__Task input__
= = = = =

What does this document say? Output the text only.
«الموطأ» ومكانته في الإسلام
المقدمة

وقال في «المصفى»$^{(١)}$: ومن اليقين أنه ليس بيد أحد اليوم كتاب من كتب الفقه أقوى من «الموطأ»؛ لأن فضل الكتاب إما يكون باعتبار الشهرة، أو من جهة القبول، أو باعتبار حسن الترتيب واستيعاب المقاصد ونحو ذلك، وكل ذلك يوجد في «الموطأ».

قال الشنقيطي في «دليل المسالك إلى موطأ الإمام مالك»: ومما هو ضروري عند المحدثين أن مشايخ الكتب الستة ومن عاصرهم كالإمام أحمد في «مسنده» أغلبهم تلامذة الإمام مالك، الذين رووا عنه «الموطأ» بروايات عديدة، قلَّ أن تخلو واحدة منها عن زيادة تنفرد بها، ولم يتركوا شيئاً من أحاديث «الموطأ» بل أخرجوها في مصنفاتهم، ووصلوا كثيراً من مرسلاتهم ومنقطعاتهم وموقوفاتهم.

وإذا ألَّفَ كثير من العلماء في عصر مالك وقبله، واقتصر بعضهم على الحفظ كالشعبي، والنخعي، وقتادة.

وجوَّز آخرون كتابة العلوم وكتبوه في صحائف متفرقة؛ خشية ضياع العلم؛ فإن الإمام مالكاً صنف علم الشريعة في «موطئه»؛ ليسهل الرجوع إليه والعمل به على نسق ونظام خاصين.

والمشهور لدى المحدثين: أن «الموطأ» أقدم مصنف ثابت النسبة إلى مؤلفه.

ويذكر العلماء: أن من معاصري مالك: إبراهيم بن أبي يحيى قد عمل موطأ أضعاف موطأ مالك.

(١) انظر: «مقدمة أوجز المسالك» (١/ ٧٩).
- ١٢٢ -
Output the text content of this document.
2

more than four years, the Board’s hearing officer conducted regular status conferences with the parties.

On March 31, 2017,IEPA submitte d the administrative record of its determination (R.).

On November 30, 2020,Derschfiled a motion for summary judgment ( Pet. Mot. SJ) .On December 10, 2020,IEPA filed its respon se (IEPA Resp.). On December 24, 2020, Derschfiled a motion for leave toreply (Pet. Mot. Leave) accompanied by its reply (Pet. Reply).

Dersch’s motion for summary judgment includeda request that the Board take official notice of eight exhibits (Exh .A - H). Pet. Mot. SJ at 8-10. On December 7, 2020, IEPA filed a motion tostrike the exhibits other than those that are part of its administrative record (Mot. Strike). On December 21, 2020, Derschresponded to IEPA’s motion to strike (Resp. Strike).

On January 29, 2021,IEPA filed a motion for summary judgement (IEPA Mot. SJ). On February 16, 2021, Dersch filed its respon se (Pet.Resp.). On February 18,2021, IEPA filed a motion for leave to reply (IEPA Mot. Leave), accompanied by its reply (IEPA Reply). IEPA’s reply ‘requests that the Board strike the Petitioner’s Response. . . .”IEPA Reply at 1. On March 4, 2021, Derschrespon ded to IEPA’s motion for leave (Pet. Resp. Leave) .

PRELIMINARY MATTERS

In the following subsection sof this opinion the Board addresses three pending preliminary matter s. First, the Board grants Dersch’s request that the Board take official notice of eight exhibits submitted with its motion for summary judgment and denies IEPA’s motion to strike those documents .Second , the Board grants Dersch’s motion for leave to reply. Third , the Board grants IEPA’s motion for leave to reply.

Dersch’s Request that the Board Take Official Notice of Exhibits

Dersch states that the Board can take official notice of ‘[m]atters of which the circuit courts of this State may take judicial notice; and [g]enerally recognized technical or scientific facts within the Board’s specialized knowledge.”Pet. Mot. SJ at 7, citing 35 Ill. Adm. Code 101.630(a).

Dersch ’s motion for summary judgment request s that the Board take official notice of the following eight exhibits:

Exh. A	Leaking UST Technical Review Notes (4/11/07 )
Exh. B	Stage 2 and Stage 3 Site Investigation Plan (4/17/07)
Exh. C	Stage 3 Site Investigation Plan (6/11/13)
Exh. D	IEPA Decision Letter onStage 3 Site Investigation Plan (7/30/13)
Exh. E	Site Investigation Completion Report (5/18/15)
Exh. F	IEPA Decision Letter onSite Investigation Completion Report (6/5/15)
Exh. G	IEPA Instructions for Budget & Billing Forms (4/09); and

= = = = =

__Goal__
Write out all records exactly, keeping every detail.

__Exercise response__
What does this document say? Output the text only.
«الموطأ» ومكانته في الإسلام
المقدمة

وقال في «المصفى»$^{(١)}$: ومن اليقين أنه ليس بيد أحد اليوم كتاب من كتب الفقه أقوى من «الموطأ»؛ لأن فضل الكتاب إما يكون باعتبار الشهرة، أو من جهة القبول، أو باعتبار حسن الترتيب واستيعاب المقاصد ونحو ذلك، وكل ذلك يوجد في «الموطأ».

قال الشنقيطي في «دليل المسالك إلى موطأ الإمام مالك»: ومما هو ضروري عند المحدثين أن مشايخ الكتب الستة ومن عاصرهم كالإمام أحمد في «مسنده» أغلبهم تلامذة الإمام مالك، الذين رووا عنه «الموطأ» بروايات عديدة، قلَّ أن تخلو واحدة منها عن زيادة تنفرد بها، ولم يتركوا شيئاً من أحاديث «الموطأ» بل أخرجوها في مصنفاتهم، ووصلوا كثيراً من مرسلاتهم ومنقطعاتهم وموقوفاتهم.

وإذا ألَّفَ كثير من العلماء في عصر مالك وقبله، واقتصر بعضهم على الحفظ كالشعبي، والنخعي، وقتادة.

وجوَّز آخرون كتابة العلوم وكتبوه في صحائف متفرقة؛ خشية ضياع العلم؛ فإن الإمام مالكاً صنف علم الشريعة في «موطئه»؛ ليسهل الرجوع إليه والعمل به على نسق ونظام خاصين.

والمشهور لدى المحدثين: أن «الموطأ» أقدم مصنف ثابت النسبة إلى مؤلفه.

ويذكر العلماء: أن من معاصري مالك: إبراهيم بن أبي يحيى قد عمل موطأ أضعاف موطأ مالك.

(١) انظر: «مقدمة أوجز المسالك» (١/ ٧٩).
- ١٢٢ -
Output the text content of this document.
2

more than four years, the Board’s hearing officer conducted regular status conferences with the parties.

On March 31, 2017,IEPA submitte d the administrative record of its determination (R.).

On November 30, 2020,Derschfiled a motion for summary judgment ( Pet. Mot. SJ) .On December 10, 2020,IEPA filed its respon se (IEPA Resp.). On December 24, 2020, Derschfiled a motion for leave toreply (Pet. Mot. Leave) accompanied by its reply (Pet. Reply).

Dersch’s motion for summary judgment includeda request that the Board take official notice of eight exhibits (Exh .A - H). Pet. Mot. SJ at 8-10. On December 7, 2020, IEPA filed a motion tostrike the exhibits other than those that are part of its administrative record (Mot. Strike). On December 21, 2020, Derschresponded to IEPA’s motion to strike (Resp. Strike).

On January 29, 2021,IEPA filed a motion for summary judgement (IEPA Mot. SJ). On February 16, 2021, Dersch filed its respon se (Pet.Resp.). On February 18,2021, IEPA filed a motion for leave to reply (IEPA Mot. Leave), accompanied by its reply (IEPA Reply). IEPA’s reply ‘requests that the Board strike the Petitioner’s Response. . . .”IEPA Reply at 1. On March 4, 2021, Derschrespon ded to IEPA’s motion for leave (Pet. Resp. Leave) .

PRELIMINARY MATTERS

In the following subsection sof this opinion the Board addresses three pending preliminary matter s. First, the Board grants Dersch’s request that the Board take official notice of eight exhibits submitted with its motion for summary judgment and denies IEPA’s motion to strike those documents .Second , the Board grants Dersch’s motion for leave to reply. Third , the Board grants IEPA’s motion for leave to reply.

Dersch’s Request that the Board Take Official Notice of Exhibits

Dersch states that the Board can take official notice of ‘[m]atters of which the circuit courts of this State may take judicial notice; and [g]enerally recognized technical or scientific facts within the Board’s specialized knowledge.”Pet. Mot. SJ at 7, citing 35 Ill. Adm. Code 101.630(a).

Dersch ’s motion for summary judgment request s that the Board take official notice of the following eight exhibits:

Exh. A	Leaking UST Technical Review Notes (4/11/07 )
Exh. B	Stage 2 and Stage 3 Site Investigation Plan (4/17/07)
Exh. C	Stage 3 Site Investigation Plan (6/11/13)
Exh. D	IEPA Decision Letter onStage 3 Site Investigation Plan (7/30/13)
Exh. E	Site Investigation Completion Report (5/18/15)
Exh. F	IEPA Decision Letter onSite Investigation Completion Report (6/5/15)
Exh. G	IEPA Instructions for Budget & Billing Forms (4/09); and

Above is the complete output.